§ To be done
Pick out and copy every line below that has the word "Elmo".

§ Data section
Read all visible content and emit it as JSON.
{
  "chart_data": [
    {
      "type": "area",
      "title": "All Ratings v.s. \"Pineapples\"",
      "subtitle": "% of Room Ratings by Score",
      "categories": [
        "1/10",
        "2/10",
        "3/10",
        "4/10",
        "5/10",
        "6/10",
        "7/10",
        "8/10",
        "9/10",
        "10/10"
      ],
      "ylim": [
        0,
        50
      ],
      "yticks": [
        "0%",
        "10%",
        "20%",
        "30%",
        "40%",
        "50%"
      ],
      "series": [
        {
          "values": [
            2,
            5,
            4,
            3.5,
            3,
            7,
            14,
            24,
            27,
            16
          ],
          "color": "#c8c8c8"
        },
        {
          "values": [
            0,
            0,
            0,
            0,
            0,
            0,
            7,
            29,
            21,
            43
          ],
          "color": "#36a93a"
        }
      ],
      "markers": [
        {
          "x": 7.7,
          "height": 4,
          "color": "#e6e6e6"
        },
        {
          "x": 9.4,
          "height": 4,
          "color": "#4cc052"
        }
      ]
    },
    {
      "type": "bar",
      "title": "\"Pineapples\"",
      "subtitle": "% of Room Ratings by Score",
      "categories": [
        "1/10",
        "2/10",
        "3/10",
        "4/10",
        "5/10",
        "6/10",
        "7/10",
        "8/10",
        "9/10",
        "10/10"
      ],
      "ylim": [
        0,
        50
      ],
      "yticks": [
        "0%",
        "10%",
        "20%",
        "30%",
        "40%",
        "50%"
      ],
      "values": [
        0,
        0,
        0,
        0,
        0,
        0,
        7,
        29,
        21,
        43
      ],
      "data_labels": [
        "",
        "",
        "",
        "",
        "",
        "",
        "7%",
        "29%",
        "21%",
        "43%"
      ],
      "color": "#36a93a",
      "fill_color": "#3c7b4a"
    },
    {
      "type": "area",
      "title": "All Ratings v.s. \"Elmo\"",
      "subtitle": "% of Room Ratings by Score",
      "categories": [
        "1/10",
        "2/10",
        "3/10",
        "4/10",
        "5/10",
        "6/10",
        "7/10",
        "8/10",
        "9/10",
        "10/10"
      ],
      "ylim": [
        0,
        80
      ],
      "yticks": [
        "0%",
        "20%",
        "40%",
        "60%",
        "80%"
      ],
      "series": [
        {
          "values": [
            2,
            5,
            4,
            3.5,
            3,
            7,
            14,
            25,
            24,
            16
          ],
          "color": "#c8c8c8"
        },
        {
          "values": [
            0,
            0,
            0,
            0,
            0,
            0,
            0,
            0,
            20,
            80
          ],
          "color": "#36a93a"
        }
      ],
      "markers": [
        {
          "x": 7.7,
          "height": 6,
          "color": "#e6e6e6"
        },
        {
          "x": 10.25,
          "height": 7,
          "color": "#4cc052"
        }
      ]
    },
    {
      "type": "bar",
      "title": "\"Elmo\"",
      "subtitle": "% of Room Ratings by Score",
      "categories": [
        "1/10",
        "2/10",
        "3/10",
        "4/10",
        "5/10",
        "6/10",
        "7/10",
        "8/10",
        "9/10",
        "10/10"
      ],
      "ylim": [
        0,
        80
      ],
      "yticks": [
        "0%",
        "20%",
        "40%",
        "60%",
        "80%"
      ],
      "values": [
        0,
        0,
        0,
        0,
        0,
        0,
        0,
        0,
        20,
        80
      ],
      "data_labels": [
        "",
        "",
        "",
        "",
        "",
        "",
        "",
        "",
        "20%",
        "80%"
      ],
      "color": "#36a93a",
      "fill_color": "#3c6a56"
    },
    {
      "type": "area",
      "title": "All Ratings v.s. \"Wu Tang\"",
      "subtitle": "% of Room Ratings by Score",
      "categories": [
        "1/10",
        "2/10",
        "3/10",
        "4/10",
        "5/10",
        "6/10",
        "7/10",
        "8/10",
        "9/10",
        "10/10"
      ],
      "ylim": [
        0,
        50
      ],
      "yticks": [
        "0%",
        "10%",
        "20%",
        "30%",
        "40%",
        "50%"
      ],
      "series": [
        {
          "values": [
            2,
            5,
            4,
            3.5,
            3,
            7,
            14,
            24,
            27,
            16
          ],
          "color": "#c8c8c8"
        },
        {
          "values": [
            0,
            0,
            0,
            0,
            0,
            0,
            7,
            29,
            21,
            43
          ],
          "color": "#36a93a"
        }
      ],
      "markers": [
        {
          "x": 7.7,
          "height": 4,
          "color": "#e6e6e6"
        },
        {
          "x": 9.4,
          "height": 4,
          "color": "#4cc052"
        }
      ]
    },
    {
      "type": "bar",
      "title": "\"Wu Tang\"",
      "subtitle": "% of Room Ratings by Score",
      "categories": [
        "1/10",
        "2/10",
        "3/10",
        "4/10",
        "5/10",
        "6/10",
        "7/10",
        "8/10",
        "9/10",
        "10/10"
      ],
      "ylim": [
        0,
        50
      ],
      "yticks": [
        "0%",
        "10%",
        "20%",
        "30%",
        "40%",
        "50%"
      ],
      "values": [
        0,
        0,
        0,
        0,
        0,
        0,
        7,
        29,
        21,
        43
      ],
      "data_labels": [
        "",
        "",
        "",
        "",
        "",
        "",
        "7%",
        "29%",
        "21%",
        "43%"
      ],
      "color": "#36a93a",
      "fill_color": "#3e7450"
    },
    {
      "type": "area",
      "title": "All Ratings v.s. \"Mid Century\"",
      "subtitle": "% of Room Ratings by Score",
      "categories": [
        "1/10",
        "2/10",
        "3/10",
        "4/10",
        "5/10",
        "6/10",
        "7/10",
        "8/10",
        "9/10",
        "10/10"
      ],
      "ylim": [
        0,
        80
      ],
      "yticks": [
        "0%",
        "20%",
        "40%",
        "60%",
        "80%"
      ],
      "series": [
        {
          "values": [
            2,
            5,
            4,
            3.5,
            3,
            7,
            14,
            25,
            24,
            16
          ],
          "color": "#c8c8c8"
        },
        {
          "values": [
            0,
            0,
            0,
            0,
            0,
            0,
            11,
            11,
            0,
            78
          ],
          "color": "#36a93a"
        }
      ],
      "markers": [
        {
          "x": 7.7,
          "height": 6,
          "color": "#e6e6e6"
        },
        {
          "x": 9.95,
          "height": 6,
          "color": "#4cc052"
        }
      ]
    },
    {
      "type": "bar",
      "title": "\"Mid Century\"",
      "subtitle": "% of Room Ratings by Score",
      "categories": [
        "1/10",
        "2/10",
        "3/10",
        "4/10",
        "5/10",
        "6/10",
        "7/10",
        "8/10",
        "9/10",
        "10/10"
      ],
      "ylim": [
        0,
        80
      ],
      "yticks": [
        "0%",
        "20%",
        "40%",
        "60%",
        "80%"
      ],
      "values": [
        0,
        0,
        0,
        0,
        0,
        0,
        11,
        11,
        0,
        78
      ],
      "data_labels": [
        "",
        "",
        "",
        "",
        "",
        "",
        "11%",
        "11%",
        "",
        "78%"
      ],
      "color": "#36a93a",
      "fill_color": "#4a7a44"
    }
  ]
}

§ Answer in full
      "title": "All Ratings v.s. \"Elmo\"",
      "title": "\"Elmo\"",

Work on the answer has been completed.